** Start Material for this task **

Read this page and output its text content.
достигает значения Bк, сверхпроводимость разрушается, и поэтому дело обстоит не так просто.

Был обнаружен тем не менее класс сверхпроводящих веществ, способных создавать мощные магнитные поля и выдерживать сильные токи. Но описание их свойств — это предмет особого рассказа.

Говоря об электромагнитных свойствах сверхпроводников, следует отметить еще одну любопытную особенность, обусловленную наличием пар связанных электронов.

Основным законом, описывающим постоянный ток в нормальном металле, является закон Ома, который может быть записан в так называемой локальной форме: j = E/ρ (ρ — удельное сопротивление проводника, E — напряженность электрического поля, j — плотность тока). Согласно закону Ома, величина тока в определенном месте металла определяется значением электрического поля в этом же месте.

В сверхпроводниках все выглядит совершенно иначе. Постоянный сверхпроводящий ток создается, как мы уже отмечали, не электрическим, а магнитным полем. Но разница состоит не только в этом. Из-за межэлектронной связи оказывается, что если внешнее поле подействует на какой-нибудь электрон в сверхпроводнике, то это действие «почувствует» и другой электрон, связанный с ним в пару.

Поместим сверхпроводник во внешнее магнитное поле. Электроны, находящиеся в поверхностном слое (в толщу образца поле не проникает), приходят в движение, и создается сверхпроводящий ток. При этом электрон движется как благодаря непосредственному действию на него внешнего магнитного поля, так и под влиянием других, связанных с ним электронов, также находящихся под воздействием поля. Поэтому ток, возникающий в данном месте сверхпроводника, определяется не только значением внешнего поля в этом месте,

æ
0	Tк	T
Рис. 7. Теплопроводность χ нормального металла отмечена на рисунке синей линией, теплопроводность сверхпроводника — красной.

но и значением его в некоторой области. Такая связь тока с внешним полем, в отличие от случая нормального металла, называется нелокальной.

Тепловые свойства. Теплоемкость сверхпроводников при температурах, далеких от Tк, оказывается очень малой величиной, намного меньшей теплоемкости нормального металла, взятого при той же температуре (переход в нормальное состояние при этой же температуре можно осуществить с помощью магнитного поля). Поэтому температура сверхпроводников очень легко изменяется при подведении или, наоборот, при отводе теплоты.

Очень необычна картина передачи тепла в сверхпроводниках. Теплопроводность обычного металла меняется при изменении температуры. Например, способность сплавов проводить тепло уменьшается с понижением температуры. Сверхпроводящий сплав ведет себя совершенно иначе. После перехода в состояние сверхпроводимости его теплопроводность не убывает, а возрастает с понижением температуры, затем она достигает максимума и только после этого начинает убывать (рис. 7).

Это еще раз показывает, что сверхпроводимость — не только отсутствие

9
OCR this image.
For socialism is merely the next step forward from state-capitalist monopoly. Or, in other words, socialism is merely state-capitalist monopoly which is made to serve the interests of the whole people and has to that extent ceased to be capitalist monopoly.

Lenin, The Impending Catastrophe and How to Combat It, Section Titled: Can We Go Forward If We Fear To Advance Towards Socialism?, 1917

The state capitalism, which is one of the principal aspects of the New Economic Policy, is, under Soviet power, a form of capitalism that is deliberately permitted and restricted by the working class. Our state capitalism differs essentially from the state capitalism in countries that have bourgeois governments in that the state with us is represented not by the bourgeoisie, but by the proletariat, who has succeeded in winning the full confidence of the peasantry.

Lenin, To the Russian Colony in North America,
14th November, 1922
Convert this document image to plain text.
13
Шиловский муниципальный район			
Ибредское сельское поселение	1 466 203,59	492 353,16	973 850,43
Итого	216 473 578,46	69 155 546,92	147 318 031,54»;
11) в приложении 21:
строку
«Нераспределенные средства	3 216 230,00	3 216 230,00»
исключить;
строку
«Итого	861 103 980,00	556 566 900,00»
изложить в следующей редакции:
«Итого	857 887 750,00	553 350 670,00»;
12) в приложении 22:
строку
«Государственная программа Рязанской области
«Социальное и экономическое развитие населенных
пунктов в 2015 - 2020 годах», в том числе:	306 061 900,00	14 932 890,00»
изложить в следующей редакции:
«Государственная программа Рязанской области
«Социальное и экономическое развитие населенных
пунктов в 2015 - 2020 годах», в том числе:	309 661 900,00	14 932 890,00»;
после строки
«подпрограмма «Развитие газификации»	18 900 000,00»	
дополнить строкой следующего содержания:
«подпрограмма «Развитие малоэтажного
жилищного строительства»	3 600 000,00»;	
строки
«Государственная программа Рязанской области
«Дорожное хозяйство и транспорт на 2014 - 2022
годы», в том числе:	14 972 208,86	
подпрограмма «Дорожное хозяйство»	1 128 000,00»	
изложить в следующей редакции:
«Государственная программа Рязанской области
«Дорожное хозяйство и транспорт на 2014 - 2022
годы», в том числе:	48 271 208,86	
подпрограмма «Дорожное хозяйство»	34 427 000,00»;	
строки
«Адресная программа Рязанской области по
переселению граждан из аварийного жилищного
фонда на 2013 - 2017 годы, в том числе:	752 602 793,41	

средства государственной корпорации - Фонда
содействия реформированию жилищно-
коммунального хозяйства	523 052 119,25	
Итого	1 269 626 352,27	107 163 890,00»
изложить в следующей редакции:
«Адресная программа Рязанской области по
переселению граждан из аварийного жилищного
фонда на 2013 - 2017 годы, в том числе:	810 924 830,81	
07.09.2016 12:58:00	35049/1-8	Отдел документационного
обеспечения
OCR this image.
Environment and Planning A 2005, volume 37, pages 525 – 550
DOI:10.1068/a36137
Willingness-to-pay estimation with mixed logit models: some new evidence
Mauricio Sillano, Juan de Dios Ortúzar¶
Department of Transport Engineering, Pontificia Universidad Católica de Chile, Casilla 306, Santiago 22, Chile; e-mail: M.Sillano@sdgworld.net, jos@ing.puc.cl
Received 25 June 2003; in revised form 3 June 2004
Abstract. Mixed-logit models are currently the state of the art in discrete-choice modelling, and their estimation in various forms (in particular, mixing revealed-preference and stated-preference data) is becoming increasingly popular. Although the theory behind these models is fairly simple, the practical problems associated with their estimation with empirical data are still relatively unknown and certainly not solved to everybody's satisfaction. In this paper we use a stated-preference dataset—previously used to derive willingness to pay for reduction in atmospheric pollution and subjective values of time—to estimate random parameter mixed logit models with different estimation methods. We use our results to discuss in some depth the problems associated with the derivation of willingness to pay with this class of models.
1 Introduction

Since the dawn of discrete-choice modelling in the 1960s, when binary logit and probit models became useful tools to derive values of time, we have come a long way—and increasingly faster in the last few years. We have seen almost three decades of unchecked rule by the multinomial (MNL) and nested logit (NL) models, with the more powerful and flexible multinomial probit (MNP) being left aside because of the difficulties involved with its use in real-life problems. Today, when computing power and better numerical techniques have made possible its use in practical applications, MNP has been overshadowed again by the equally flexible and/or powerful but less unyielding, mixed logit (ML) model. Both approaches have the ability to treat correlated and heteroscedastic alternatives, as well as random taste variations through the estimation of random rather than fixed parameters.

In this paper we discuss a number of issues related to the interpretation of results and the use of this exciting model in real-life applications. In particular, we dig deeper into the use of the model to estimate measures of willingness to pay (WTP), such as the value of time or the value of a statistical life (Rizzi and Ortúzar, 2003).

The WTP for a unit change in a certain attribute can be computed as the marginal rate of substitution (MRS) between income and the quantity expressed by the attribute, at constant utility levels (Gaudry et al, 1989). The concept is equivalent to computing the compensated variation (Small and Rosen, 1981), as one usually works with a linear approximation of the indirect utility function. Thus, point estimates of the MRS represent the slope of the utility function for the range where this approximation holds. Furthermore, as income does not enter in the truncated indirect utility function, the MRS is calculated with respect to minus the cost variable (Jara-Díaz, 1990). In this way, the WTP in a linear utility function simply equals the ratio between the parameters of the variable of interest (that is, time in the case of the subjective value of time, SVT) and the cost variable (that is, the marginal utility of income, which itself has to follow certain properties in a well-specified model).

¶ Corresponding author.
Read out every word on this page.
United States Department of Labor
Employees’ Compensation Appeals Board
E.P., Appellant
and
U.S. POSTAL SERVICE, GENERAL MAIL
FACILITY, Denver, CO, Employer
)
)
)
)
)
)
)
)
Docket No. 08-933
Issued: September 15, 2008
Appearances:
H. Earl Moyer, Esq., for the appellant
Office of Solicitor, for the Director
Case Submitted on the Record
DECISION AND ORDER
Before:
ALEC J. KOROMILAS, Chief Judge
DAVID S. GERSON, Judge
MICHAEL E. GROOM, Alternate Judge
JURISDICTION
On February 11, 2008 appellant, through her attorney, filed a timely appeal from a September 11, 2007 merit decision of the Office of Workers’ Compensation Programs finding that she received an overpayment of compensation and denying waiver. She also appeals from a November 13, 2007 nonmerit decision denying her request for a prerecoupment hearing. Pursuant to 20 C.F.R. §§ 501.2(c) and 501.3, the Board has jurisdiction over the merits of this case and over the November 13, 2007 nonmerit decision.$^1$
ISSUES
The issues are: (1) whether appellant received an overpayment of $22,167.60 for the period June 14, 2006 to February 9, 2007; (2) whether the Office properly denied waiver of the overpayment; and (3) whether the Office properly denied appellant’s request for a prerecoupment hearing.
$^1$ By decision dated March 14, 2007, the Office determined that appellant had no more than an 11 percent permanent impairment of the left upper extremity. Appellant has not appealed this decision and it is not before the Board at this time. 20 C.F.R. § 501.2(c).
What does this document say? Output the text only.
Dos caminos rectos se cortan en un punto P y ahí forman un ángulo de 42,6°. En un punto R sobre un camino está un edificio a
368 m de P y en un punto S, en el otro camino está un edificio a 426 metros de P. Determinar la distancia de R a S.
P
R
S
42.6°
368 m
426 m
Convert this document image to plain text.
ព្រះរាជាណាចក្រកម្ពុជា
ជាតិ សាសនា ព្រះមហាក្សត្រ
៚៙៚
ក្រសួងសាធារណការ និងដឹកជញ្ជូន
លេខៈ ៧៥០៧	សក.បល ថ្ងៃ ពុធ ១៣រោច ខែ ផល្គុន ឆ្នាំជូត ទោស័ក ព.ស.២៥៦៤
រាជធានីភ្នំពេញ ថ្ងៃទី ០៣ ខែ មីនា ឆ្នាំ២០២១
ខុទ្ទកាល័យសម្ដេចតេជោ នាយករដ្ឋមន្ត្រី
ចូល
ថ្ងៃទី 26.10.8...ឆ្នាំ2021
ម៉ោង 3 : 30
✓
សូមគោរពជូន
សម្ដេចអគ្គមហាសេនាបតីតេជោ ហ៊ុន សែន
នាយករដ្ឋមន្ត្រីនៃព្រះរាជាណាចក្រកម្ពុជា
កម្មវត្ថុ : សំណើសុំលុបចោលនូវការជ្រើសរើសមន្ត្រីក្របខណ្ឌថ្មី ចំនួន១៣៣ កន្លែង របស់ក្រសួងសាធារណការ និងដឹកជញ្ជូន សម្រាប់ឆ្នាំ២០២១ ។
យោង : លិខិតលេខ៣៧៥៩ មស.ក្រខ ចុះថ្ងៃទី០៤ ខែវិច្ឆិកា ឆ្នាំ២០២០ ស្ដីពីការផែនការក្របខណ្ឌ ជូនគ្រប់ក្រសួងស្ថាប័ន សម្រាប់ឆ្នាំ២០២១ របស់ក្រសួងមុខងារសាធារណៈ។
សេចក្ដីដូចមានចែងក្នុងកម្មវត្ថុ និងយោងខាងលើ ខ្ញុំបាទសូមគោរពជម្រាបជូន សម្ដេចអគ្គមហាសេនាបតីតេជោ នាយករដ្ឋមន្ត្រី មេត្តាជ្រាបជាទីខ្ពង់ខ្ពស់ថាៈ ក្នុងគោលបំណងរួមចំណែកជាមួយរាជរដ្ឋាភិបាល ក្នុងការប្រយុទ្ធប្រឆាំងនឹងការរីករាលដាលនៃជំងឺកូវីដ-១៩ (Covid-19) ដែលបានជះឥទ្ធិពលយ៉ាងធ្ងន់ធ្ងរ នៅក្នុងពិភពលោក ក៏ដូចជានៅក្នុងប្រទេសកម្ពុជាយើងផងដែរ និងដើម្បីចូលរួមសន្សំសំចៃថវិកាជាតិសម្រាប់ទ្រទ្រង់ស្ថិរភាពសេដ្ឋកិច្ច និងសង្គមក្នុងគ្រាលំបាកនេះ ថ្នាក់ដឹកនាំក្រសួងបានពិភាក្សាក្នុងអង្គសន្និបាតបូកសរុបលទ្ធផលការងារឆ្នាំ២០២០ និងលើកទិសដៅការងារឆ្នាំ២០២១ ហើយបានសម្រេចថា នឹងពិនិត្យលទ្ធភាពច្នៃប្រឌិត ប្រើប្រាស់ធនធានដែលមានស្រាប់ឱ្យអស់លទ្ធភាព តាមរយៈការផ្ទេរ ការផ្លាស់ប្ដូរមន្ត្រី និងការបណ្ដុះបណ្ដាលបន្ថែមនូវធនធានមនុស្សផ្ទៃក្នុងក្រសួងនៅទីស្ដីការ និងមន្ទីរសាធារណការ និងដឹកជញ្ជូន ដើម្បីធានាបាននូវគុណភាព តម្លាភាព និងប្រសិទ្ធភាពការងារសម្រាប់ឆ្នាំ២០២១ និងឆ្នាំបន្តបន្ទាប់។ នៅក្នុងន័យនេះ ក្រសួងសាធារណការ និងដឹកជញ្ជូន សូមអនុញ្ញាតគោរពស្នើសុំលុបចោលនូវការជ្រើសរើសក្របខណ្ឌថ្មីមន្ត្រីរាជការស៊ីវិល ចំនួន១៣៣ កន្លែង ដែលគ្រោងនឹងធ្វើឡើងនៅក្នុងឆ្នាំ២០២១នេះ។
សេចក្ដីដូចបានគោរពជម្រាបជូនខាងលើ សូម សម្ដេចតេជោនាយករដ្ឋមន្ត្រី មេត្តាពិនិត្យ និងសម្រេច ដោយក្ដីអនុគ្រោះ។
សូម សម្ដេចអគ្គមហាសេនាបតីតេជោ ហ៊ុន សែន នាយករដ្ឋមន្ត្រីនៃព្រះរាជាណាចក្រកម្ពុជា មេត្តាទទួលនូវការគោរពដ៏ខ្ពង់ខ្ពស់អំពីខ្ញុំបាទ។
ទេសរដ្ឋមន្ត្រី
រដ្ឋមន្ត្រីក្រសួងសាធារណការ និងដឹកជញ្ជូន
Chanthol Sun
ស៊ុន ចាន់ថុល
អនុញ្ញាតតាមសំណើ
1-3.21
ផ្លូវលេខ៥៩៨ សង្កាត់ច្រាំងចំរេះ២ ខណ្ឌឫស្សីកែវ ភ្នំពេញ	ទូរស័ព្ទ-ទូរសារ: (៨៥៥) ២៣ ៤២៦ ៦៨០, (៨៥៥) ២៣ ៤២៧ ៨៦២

** End Material for this task **

From the listing above, copy all lines holding the word "после".

Очень необычна картина передачи тепла в сверхпроводниках. Теплопроводность обычного металла меняется при изменении температуры. Например, способность сплавов проводить тепло уменьшается с понижением температуры. Сверхпроводящий сплав ведет себя совершенно иначе. После перехода в состояние сверхпроводимости его теплопроводность не убывает, а возрастает с понижением температуры, затем она достигает максимума и только после этого начинает убывать (рис. 7).
после строки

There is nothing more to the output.